[[ TASK DATA, beginning ]]
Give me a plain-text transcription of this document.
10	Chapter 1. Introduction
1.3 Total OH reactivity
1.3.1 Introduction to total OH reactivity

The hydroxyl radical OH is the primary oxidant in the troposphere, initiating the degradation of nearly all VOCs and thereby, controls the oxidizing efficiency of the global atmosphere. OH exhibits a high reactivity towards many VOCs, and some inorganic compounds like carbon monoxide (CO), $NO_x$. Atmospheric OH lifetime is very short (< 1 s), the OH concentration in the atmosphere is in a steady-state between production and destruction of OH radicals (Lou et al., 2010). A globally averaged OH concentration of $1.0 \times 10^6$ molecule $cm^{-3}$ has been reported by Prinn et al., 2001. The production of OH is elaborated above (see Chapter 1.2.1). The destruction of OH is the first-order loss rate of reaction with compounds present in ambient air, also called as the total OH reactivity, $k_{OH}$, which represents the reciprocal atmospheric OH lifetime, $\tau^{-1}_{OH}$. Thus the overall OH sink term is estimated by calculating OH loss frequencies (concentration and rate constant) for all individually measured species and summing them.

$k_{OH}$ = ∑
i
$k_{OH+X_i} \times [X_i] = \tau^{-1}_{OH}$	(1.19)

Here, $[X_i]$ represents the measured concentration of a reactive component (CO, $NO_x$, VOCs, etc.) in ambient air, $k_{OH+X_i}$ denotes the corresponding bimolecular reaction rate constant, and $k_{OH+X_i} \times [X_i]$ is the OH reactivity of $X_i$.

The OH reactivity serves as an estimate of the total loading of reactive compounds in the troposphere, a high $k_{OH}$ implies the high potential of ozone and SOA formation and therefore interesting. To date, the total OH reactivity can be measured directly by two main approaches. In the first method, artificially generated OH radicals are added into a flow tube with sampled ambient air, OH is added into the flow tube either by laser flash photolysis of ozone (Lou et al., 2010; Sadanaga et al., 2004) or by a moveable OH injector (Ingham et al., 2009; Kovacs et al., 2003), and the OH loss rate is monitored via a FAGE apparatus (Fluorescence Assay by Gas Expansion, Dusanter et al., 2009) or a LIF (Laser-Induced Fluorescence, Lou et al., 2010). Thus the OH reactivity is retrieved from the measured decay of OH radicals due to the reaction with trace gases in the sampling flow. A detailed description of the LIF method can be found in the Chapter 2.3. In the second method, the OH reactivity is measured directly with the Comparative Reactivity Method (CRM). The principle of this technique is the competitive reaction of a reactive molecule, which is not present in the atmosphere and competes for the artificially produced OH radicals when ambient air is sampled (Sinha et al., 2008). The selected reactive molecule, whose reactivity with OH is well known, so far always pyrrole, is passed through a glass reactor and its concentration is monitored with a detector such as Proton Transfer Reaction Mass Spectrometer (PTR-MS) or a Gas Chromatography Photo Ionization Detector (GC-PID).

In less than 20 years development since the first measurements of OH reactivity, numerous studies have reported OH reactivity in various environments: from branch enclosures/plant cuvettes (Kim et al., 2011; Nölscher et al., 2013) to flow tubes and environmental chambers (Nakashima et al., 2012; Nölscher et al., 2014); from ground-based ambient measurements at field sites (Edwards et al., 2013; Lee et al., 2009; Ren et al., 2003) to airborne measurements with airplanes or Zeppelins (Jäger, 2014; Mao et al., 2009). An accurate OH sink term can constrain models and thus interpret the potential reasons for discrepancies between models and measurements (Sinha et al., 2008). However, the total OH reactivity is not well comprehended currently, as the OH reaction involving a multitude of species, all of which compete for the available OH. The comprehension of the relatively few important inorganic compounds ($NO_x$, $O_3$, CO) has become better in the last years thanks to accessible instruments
[[ TASK DATA, end ]]
▶ EXERCISE
Please copy every line of the material that contains the word "Introduction".

▶ RESPONSE TO THE EXERCISE
10	Chapter 1. Introduction
1.3.1 Introduction to total OH reactivity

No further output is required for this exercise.